| EXERCISE DIRECTIONS |
Show each line of the entries below in which the word "arrive" appears.

| DATA TO EXAMINE |
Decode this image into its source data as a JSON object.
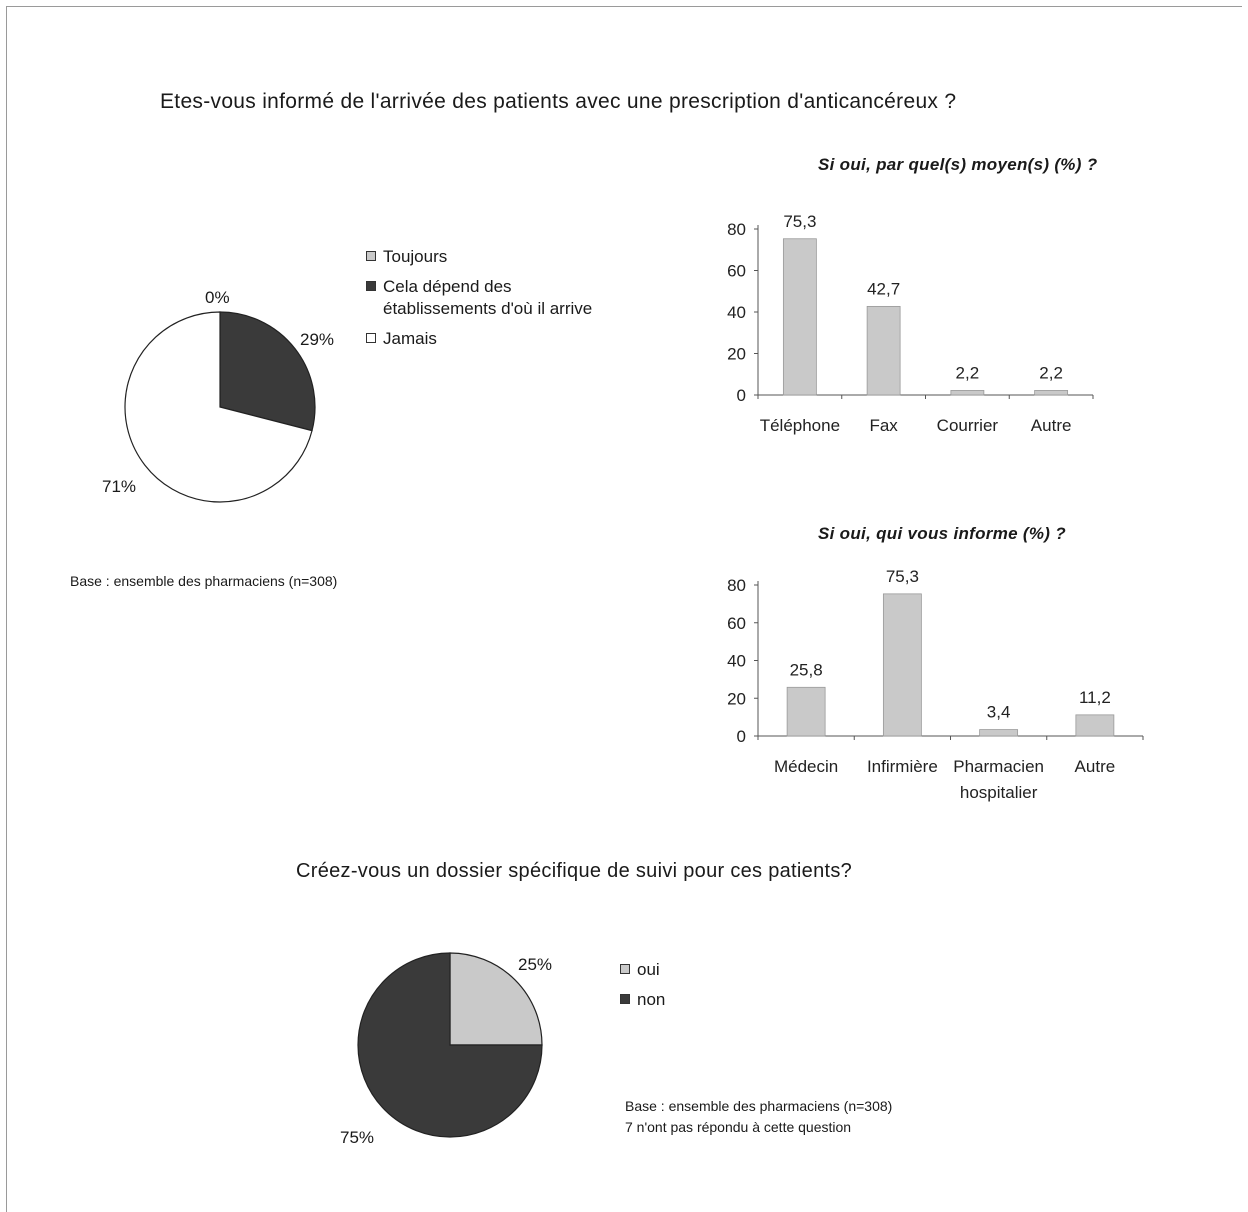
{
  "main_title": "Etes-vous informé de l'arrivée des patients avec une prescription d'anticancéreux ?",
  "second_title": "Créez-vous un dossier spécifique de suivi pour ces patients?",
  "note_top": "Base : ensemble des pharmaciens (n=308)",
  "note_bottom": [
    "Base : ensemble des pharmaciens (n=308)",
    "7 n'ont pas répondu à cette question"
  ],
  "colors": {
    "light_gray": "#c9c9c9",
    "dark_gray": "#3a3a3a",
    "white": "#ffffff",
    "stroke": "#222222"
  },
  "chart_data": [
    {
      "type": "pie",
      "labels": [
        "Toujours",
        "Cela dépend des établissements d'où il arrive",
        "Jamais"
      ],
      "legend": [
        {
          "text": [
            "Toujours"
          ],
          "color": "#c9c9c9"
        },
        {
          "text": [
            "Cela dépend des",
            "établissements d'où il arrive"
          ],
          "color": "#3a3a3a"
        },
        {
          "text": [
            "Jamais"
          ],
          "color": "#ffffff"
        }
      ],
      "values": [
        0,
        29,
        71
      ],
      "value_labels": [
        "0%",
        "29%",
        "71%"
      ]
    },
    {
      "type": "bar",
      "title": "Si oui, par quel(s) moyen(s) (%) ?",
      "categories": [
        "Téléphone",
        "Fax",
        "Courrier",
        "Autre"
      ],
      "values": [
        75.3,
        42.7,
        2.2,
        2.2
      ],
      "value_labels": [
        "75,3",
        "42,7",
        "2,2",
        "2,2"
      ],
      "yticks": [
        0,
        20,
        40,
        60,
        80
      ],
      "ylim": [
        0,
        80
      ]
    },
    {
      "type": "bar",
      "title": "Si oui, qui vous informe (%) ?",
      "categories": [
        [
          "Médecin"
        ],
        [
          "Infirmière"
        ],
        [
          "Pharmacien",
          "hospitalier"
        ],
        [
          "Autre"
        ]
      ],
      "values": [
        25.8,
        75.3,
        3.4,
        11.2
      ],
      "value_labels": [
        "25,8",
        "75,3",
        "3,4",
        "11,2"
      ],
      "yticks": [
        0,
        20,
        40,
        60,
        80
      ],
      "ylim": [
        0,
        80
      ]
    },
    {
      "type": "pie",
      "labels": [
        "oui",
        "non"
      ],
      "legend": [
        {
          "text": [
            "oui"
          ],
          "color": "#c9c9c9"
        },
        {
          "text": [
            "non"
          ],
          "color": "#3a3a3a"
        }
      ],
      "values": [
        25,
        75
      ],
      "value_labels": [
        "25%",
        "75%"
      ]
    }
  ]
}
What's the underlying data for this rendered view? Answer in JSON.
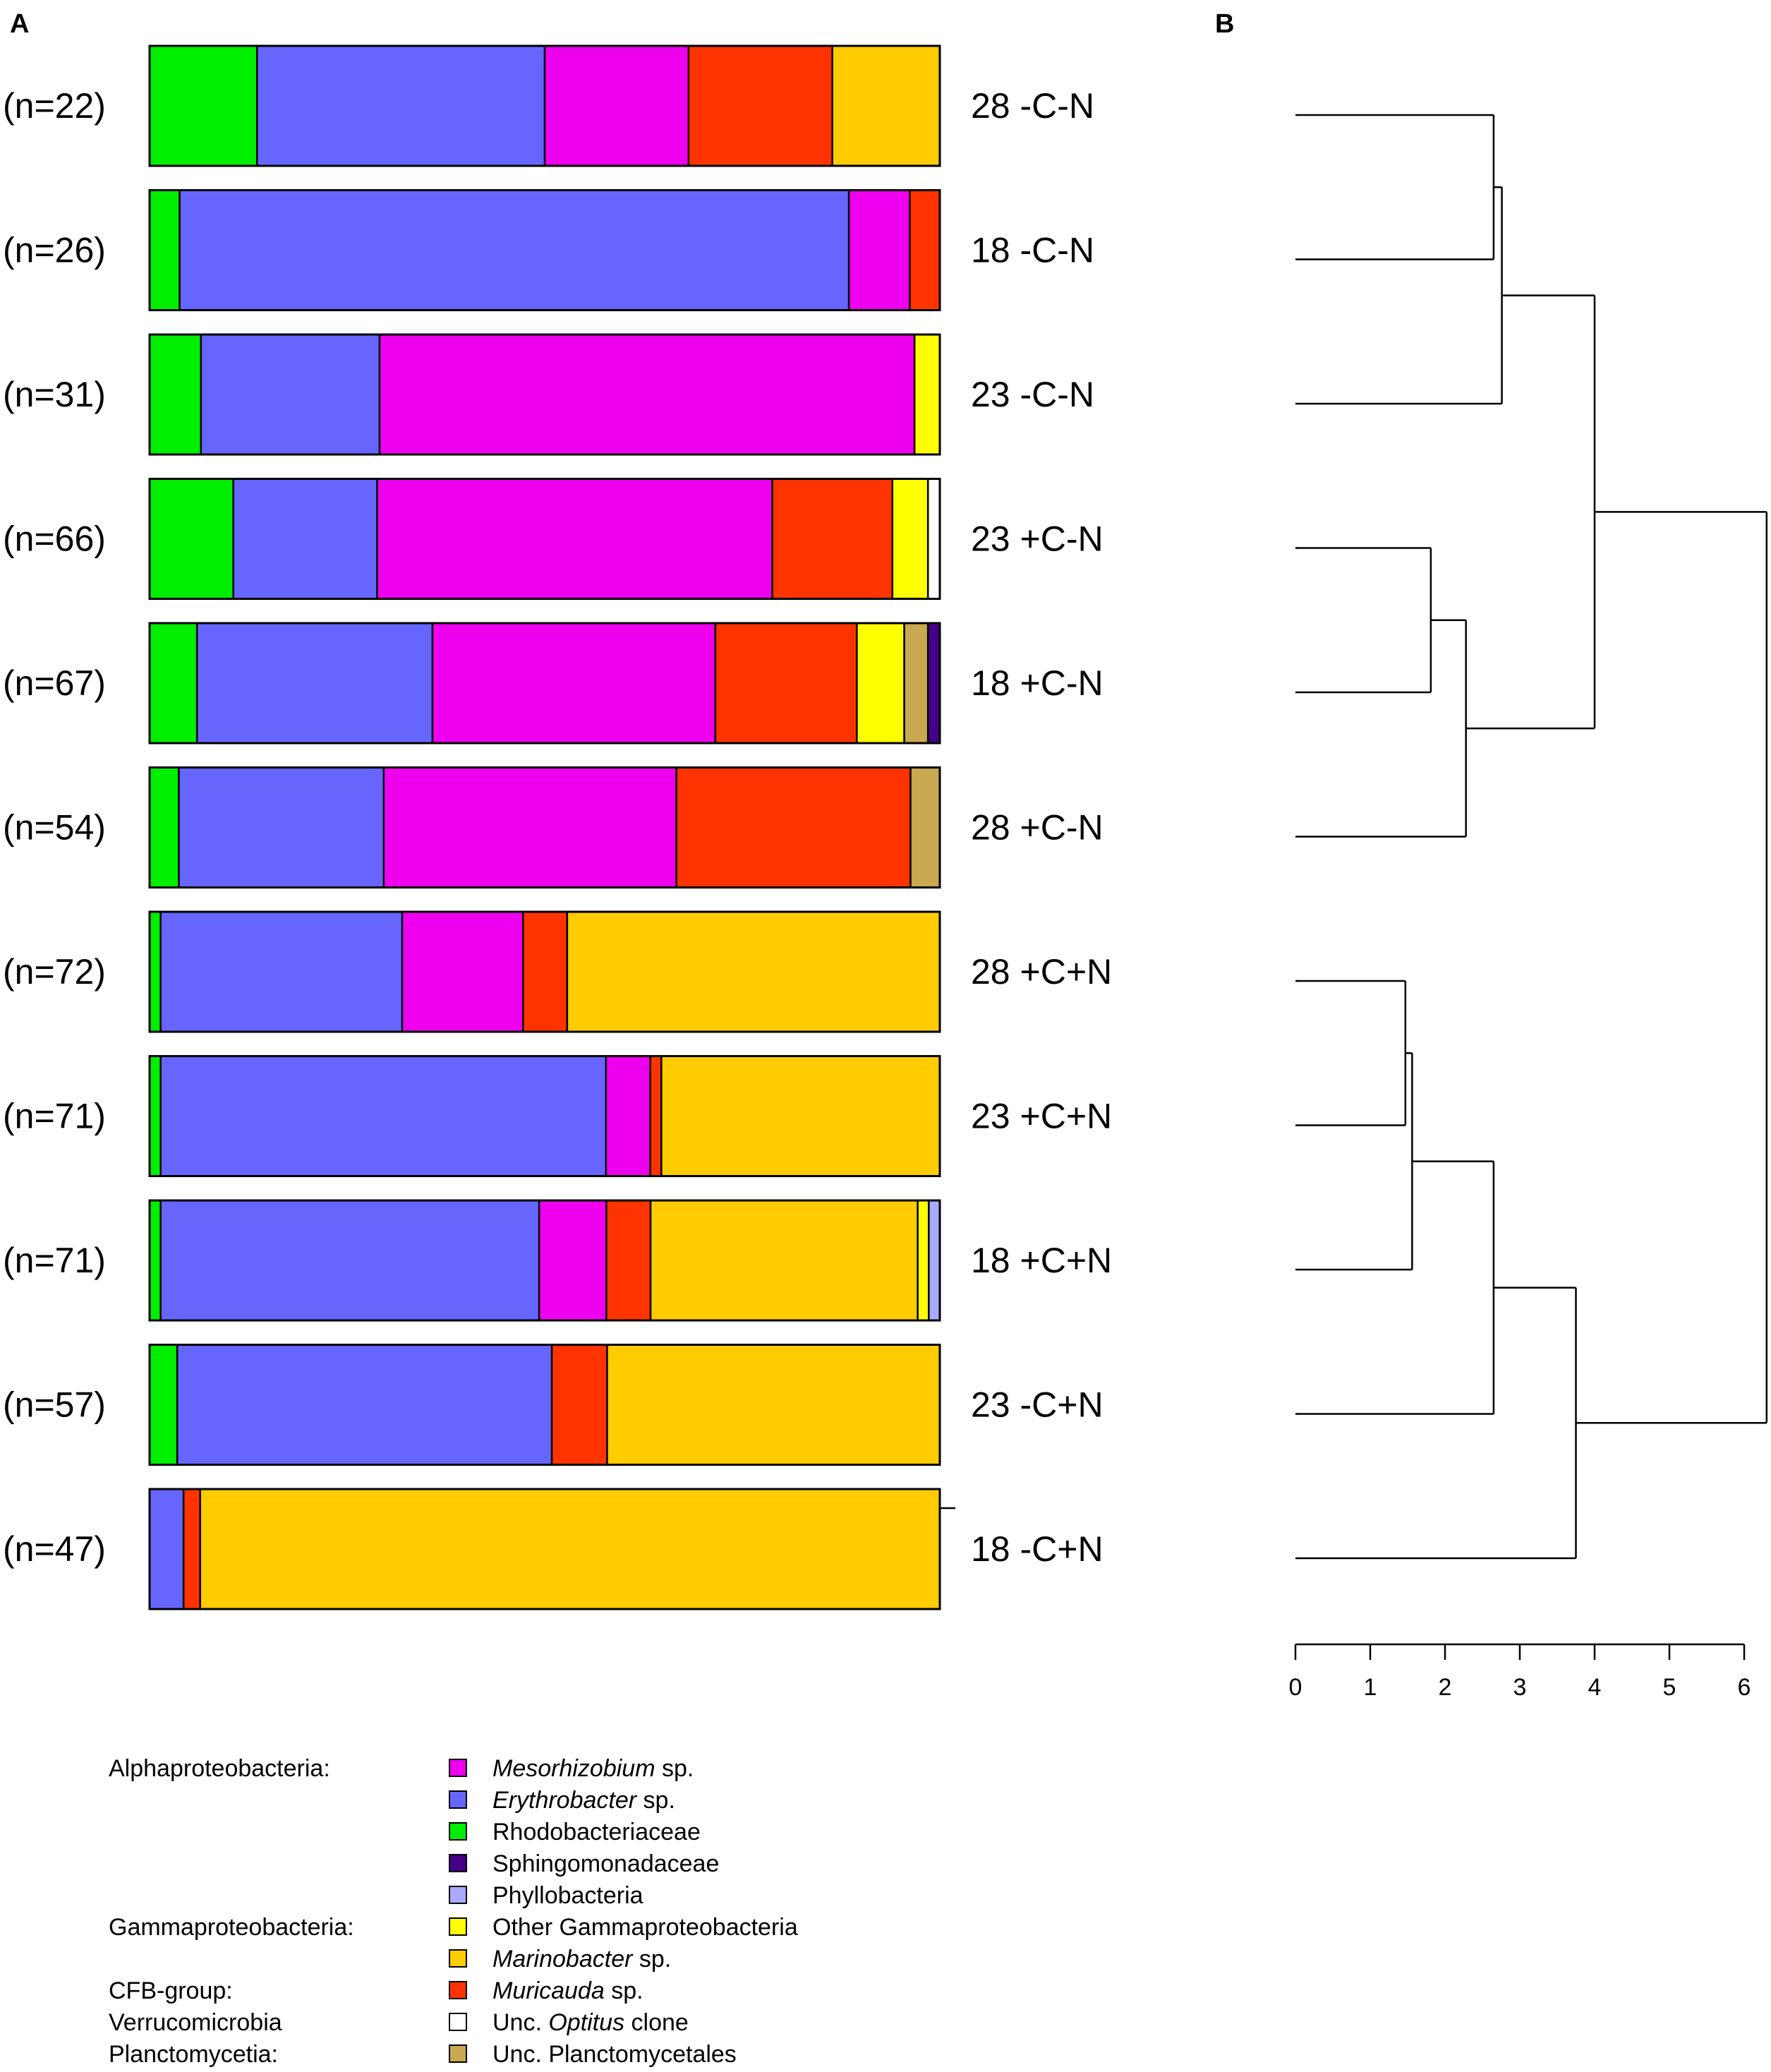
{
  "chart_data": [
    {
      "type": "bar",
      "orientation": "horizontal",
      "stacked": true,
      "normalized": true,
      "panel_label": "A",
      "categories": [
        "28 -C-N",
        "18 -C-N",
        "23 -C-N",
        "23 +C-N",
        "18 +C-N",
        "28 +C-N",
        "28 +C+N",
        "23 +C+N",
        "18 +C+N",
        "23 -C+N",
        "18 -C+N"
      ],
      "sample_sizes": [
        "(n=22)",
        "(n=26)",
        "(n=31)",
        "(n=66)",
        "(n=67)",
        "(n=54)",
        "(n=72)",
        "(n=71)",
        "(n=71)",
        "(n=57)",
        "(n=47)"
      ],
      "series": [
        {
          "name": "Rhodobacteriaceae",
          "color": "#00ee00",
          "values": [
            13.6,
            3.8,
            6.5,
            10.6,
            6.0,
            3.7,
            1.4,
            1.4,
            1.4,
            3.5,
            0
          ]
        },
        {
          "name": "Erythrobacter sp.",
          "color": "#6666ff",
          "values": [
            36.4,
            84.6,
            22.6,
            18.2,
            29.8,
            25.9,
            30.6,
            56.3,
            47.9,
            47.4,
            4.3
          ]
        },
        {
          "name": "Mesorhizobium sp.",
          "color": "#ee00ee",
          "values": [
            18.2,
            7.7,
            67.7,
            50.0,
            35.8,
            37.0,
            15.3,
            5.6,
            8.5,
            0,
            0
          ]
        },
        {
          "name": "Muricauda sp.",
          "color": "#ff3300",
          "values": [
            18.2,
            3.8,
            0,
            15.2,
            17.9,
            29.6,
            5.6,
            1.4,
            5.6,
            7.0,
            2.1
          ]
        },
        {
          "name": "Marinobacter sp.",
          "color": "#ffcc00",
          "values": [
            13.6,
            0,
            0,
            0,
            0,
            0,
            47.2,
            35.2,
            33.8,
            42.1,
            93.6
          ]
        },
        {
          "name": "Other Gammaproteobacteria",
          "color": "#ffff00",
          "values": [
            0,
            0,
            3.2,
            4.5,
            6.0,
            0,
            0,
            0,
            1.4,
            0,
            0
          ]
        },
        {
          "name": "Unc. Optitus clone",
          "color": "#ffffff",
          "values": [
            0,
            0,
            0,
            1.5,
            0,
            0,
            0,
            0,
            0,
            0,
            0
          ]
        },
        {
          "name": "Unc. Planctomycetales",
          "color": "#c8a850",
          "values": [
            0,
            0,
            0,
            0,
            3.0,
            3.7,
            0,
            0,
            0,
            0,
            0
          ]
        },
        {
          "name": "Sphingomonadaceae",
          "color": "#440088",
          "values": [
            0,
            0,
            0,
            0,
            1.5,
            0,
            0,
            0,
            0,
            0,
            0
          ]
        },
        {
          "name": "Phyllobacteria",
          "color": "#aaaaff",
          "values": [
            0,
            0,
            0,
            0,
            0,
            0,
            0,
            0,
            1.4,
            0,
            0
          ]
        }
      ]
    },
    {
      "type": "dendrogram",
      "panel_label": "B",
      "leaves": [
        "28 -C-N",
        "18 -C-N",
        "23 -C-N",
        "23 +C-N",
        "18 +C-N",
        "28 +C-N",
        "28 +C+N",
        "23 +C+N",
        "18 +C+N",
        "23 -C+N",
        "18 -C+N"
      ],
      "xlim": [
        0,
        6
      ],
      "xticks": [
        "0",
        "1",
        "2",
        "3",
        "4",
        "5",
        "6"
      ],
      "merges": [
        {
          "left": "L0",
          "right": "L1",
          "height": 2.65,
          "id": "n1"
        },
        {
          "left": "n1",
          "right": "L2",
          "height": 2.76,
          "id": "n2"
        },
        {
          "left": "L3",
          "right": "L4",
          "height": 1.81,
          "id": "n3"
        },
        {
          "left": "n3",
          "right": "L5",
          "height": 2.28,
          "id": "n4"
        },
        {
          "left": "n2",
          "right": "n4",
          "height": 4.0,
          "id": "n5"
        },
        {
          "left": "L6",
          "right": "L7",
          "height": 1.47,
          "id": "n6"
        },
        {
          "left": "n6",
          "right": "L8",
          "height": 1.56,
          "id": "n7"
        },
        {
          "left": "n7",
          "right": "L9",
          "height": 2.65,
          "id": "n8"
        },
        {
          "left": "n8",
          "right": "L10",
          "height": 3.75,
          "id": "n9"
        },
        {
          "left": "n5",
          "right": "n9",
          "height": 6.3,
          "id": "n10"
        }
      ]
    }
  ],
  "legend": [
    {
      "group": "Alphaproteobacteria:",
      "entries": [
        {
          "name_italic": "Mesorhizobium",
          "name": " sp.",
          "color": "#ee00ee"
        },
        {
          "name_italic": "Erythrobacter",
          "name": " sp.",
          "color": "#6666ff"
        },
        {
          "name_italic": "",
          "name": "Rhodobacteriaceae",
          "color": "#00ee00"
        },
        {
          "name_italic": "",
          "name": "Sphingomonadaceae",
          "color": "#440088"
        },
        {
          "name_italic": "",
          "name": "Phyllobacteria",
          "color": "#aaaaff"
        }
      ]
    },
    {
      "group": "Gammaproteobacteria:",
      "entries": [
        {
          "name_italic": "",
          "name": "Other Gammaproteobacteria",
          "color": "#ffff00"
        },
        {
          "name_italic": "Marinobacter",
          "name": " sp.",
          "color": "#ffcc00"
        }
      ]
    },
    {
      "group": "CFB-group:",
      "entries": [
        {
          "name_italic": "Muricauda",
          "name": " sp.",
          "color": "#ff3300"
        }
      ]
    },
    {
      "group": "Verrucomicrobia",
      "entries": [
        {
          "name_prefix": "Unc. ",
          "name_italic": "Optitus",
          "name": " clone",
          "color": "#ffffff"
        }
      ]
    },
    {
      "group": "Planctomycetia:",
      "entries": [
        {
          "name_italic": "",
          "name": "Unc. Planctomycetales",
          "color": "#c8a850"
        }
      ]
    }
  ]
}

| SOLVED EXERCISE |
        "Cela dépend des établissements d'où il arrive",
            "établissements d'où il arrive"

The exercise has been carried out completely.